WRITTEN EXERCISE ->
State the number of lines where "перечня" appears. Add nothing else.

Entries taken from a collection ->
═══

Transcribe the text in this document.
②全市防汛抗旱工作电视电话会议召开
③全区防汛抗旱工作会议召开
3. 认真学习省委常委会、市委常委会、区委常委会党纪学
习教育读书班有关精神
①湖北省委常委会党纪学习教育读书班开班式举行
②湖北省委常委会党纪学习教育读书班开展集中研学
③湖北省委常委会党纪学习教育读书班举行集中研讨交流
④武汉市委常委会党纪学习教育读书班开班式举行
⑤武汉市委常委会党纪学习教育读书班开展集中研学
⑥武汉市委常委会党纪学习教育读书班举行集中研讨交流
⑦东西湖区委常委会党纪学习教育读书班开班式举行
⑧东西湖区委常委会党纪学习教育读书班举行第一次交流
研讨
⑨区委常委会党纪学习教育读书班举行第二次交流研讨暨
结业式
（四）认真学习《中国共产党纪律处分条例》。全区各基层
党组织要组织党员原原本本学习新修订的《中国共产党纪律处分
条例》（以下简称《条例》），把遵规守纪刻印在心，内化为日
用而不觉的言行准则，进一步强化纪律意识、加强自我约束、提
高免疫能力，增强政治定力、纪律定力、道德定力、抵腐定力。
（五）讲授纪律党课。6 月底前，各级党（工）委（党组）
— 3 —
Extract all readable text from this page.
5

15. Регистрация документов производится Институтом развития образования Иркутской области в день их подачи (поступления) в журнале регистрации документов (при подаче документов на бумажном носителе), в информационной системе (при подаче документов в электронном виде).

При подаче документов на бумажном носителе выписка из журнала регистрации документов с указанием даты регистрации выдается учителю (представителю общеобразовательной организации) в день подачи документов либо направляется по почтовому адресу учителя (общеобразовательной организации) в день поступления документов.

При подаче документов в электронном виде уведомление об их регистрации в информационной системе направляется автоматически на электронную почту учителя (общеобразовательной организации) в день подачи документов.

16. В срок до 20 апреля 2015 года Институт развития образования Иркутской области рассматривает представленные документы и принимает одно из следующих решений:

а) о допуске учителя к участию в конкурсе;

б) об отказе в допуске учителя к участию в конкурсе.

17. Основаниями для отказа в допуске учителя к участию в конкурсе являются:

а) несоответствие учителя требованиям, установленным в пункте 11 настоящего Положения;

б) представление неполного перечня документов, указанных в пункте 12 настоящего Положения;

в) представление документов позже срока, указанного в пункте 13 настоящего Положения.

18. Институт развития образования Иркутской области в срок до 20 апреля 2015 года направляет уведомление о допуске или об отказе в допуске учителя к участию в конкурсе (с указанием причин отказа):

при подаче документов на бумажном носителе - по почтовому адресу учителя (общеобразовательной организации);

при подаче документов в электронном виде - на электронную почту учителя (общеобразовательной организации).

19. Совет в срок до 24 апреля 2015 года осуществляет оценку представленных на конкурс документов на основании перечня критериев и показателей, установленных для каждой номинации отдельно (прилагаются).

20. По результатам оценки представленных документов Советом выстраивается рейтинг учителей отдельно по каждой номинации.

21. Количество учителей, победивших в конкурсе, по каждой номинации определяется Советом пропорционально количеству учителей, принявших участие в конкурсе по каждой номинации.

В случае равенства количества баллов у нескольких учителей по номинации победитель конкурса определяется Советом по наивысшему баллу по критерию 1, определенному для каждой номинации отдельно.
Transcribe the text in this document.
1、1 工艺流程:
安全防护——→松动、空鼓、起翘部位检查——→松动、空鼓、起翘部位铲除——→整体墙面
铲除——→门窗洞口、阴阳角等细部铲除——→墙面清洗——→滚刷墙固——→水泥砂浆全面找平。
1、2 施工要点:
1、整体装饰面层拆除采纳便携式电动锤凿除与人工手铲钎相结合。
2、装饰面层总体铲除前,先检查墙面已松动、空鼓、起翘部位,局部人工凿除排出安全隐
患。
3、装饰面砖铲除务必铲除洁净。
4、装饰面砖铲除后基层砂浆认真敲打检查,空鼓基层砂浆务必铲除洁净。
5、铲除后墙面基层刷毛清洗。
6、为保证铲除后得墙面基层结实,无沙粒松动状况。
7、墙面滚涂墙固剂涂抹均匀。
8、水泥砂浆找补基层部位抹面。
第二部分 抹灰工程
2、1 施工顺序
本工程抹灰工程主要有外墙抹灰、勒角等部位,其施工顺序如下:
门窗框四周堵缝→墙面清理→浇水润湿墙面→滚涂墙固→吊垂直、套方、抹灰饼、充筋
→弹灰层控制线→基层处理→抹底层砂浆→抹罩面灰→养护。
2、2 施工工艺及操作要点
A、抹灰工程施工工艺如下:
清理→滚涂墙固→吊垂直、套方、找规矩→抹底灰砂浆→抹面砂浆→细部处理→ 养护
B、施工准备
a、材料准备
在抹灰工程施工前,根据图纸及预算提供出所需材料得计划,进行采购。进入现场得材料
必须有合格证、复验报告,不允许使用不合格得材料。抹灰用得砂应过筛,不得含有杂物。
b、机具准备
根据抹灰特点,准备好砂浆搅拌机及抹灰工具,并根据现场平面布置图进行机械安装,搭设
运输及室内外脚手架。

═══

OUTPUT FOR THIS EXERCISE ->
2